[Dataset items]
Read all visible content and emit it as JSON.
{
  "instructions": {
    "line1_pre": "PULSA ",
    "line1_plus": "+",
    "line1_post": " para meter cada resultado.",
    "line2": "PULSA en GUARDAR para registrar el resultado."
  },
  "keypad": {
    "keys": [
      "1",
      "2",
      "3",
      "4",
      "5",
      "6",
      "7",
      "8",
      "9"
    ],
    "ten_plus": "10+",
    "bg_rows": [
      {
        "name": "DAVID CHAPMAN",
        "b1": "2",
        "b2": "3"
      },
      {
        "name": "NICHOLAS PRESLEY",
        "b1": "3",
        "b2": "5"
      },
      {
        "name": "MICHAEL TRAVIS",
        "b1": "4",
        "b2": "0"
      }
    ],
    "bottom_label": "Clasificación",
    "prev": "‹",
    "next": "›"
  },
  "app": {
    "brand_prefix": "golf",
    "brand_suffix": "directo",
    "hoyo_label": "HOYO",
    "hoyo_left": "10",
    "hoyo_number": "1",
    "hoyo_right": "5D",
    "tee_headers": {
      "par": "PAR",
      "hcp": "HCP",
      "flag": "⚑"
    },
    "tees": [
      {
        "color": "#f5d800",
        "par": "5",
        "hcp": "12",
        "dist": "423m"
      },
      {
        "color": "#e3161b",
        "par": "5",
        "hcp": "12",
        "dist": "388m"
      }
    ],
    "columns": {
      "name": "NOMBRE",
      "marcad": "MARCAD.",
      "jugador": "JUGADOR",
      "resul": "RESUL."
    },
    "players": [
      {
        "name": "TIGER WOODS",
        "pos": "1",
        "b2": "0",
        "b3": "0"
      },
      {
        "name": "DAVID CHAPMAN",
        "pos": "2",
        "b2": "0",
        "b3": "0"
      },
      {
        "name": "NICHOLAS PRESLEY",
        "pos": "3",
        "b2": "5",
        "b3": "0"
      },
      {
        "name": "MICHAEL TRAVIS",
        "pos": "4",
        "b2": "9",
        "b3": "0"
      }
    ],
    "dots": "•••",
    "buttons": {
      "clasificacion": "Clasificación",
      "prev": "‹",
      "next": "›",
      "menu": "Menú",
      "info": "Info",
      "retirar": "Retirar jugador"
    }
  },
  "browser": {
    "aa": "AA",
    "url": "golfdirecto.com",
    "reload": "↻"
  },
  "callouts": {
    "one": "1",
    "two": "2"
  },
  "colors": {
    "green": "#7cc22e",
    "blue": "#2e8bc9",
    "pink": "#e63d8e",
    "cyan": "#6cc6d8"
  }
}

### Short problem:
All of the records must be retyped exactly as they are.

### Response to this exercise:
Read all visible content and emit it as JSON.
{
  "instructions": {
    "line1_pre": "PULSA ",
    "line1_plus": "+",
    "line1_post": " para meter cada resultado.",
    "line2": "PULSA en GUARDAR para registrar el resultado."
  },
  "keypad": {
    "keys": [
      "1",
      "2",
      "3",
      "4",
      "5",
      "6",
      "7",
      "8",
      "9"
    ],
    "ten_plus": "10+",
    "bg_rows": [
      {
        "name": "DAVID CHAPMAN",
        "b1": "2",
        "b2": "3"
      },
      {
        "name": "NICHOLAS PRESLEY",
        "b1": "3",
        "b2": "5"
      },
      {
        "name": "MICHAEL TRAVIS",
        "b1": "4",
        "b2": "0"
      }
    ],
    "bottom_label": "Clasificación",
    "prev": "‹",
    "next": "›"
  },
  "app": {
    "brand_prefix": "golf",
    "brand_suffix": "directo",
    "hoyo_label": "HOYO",
    "hoyo_left": "10",
    "hoyo_number": "1",
    "hoyo_right": "5D",
    "tee_headers": {
      "par": "PAR",
      "hcp": "HCP",
      "flag": "⚑"
    },
    "tees": [
      {
        "color": "#f5d800",
        "par": "5",
        "hcp": "12",
        "dist": "423m"
      },
      {
        "color": "#e3161b",
        "par": "5",
        "hcp": "12",
        "dist": "388m"
      }
    ],
    "columns": {
      "name": "NOMBRE",
      "marcad": "MARCAD.",
      "jugador": "JUGADOR",
      "resul": "RESUL."
    },
    "players": [
      {
        "name": "TIGER WOODS",
        "pos": "1",
        "b2": "0",
        "b3": "0"
      },
      {
        "name": "DAVID CHAPMAN",
        "pos": "2",
        "b2": "0",
        "b3": "0"
      },
      {
        "name": "NICHOLAS PRESLEY",
        "pos": "3",
        "b2": "5",
        "b3": "0"
      },
      {
        "name": "MICHAEL TRAVIS",
        "pos": "4",
        "b2": "9",
        "b3": "0"
      }
    ],
    "dots": "•••",
    "buttons": {
      "clasificacion": "Clasificación",
      "prev": "‹",
      "next": "›",
      "menu": "Menú",
      "info": "Info",
      "retirar": "Retirar jugador"
    }
  },
  "browser": {
    "aa": "AA",
    "url": "golfdirecto.com",
    "reload": "↻"
  },
  "callouts": {
    "one": "1",
    "two": "2"
  },
  "colors": {
    "green": "#7cc22e",
    "blue": "#2e8bc9",
    "pink": "#e63d8e",
    "cyan": "#6cc6d8"
  }
}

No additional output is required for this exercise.